[BEGIN RECORD SET]

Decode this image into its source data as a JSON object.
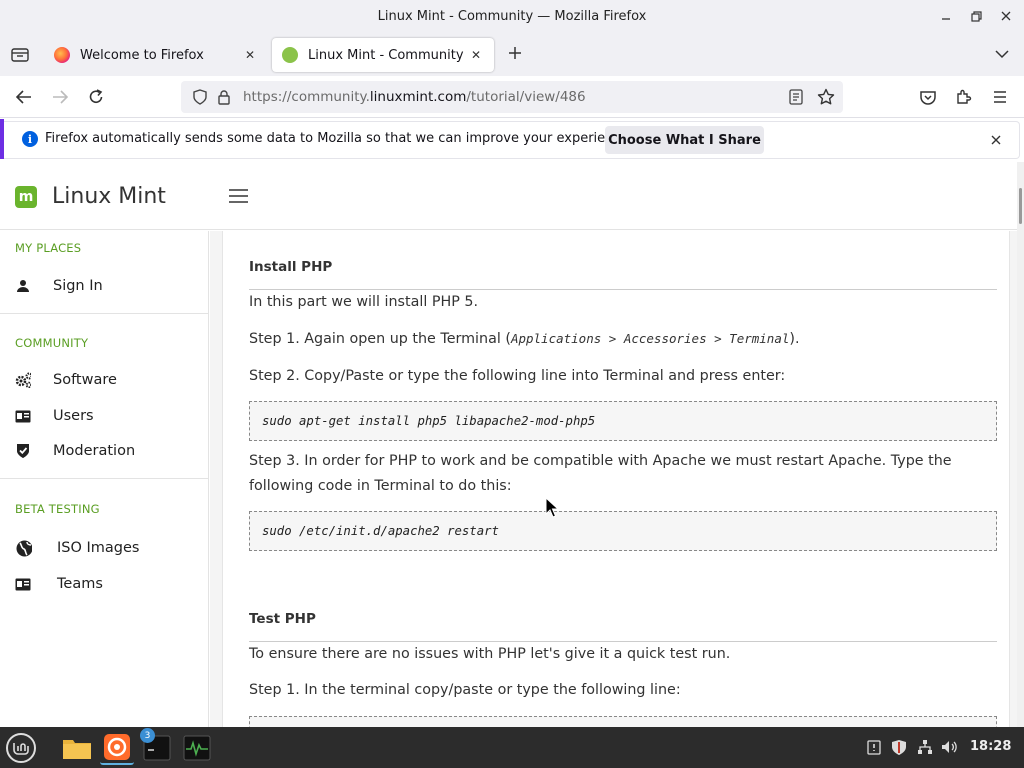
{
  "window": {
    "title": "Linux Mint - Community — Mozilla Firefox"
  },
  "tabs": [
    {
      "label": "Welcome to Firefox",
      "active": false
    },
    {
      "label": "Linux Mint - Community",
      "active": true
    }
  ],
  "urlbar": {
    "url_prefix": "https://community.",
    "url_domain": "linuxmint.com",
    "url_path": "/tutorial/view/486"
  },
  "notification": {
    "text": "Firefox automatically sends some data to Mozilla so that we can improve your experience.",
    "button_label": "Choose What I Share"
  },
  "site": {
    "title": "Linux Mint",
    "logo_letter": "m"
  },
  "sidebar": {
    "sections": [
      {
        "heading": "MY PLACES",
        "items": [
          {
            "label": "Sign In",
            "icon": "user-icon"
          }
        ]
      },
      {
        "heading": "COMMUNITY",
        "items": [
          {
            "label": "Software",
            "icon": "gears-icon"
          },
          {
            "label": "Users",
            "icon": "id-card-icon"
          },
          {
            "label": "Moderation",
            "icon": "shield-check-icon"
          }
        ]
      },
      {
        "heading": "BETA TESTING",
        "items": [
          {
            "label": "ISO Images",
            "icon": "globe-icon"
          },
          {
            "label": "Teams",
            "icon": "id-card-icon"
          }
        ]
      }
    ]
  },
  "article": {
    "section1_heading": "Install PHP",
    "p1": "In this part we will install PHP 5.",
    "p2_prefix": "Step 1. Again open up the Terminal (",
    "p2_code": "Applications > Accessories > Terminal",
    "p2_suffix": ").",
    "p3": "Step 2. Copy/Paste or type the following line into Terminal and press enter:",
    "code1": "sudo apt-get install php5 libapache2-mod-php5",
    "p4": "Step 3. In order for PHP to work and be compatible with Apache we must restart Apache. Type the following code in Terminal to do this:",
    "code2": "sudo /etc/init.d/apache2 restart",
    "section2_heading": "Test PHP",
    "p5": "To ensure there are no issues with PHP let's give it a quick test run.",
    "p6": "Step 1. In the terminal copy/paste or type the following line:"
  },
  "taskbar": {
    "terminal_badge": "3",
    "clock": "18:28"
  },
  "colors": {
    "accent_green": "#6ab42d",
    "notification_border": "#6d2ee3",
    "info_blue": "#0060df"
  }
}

[END RECORD SET]

» STATED GOAL
Quote the preceding records in their entirety, excluding every picture.

» FINISHED TASK
Decode this image into its source data as a JSON object.
{
  "window": {
    "title": "Linux Mint - Community — Mozilla Firefox"
  },
  "tabs": [
    {
      "label": "Welcome to Firefox",
      "active": false
    },
    {
      "label": "Linux Mint - Community",
      "active": true
    }
  ],
  "urlbar": {
    "url_prefix": "https://community.",
    "url_domain": "linuxmint.com",
    "url_path": "/tutorial/view/486"
  },
  "notification": {
    "text": "Firefox automatically sends some data to Mozilla so that we can improve your experience.",
    "button_label": "Choose What I Share"
  },
  "site": {
    "title": "Linux Mint",
    "logo_letter": "m"
  },
  "sidebar": {
    "sections": [
      {
        "heading": "MY PLACES",
        "items": [
          {
            "label": "Sign In",
            "icon": "user-icon"
          }
        ]
      },
      {
        "heading": "COMMUNITY",
        "items": [
          {
            "label": "Software",
            "icon": "gears-icon"
          },
          {
            "label": "Users",
            "icon": "id-card-icon"
          },
          {
            "label": "Moderation",
            "icon": "shield-check-icon"
          }
        ]
      },
      {
        "heading": "BETA TESTING",
        "items": [
          {
            "label": "ISO Images",
            "icon": "globe-icon"
          },
          {
            "label": "Teams",
            "icon": "id-card-icon"
          }
        ]
      }
    ]
  },
  "article": {
    "section1_heading": "Install PHP",
    "p1": "In this part we will install PHP 5.",
    "p2_prefix": "Step 1. Again open up the Terminal (",
    "p2_code": "Applications > Accessories > Terminal",
    "p2_suffix": ").",
    "p3": "Step 2. Copy/Paste or type the following line into Terminal and press enter:",
    "code1": "sudo apt-get install php5 libapache2-mod-php5",
    "p4": "Step 3. In order for PHP to work and be compatible with Apache we must restart Apache. Type the following code in Terminal to do this:",
    "code2": "sudo /etc/init.d/apache2 restart",
    "section2_heading": "Test PHP",
    "p5": "To ensure there are no issues with PHP let's give it a quick test run.",
    "p6": "Step 1. In the terminal copy/paste or type the following line:"
  },
  "taskbar": {
    "terminal_badge": "3",
    "clock": "18:28"
  },
  "colors": {
    "accent_green": "#6ab42d",
    "notification_border": "#6d2ee3",
    "info_blue": "#0060df"
  }
}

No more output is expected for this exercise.